[Start Extracted entries]

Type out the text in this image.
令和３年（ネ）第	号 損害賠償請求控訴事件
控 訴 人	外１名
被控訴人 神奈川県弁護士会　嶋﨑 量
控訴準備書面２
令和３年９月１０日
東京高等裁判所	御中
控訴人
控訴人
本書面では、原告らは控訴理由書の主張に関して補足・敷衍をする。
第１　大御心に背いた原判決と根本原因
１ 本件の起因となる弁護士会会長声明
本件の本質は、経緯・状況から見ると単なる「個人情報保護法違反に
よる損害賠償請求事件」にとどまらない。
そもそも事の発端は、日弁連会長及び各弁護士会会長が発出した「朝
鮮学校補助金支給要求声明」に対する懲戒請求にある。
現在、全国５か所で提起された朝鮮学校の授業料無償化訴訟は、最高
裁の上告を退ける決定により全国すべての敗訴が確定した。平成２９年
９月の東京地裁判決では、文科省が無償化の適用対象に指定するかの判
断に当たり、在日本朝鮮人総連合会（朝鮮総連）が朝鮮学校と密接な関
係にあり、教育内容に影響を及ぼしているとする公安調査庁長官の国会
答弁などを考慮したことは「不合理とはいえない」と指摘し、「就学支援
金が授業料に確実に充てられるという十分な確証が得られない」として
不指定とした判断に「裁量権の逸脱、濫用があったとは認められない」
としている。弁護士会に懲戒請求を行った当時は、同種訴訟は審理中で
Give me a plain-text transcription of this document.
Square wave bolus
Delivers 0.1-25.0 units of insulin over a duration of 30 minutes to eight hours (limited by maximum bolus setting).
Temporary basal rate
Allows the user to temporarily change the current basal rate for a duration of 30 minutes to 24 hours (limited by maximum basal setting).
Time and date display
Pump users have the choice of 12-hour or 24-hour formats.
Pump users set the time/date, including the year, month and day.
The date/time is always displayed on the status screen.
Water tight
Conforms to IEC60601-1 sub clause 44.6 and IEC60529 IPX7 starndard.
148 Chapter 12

[End Extracted entries]

Copy the records above exactly as they appear.

### Solution:
Type out the text in this image.
令和３年（ネ）第	号 損害賠償請求控訴事件
控 訴 人	外１名
被控訴人 神奈川県弁護士会　嶋﨑 量
控訴準備書面２
令和３年９月１０日
東京高等裁判所	御中
控訴人
控訴人
本書面では、原告らは控訴理由書の主張に関して補足・敷衍をする。
第１　大御心に背いた原判決と根本原因
１ 本件の起因となる弁護士会会長声明
本件の本質は、経緯・状況から見ると単なる「個人情報保護法違反に
よる損害賠償請求事件」にとどまらない。
そもそも事の発端は、日弁連会長及び各弁護士会会長が発出した「朝
鮮学校補助金支給要求声明」に対する懲戒請求にある。
現在、全国５か所で提起された朝鮮学校の授業料無償化訴訟は、最高
裁の上告を退ける決定により全国すべての敗訴が確定した。平成２９年
９月の東京地裁判決では、文科省が無償化の適用対象に指定するかの判
断に当たり、在日本朝鮮人総連合会（朝鮮総連）が朝鮮学校と密接な関
係にあり、教育内容に影響を及ぼしているとする公安調査庁長官の国会
答弁などを考慮したことは「不合理とはいえない」と指摘し、「就学支援
金が授業料に確実に充てられるという十分な確証が得られない」として
不指定とした判断に「裁量権の逸脱、濫用があったとは認められない」
としている。弁護士会に懲戒請求を行った当時は、同種訴訟は審理中で
Give me a plain-text transcription of this document.
Square wave bolus
Delivers 0.1-25.0 units of insulin over a duration of 30 minutes to eight hours (limited by maximum bolus setting).
Temporary basal rate
Allows the user to temporarily change the current basal rate for a duration of 30 minutes to 24 hours (limited by maximum basal setting).
Time and date display
Pump users have the choice of 12-hour or 24-hour formats.
Pump users set the time/date, including the year, month and day.
The date/time is always displayed on the status screen.
Water tight
Conforms to IEC60601-1 sub clause 44.6 and IEC60529 IPX7 starndard.
148 Chapter 12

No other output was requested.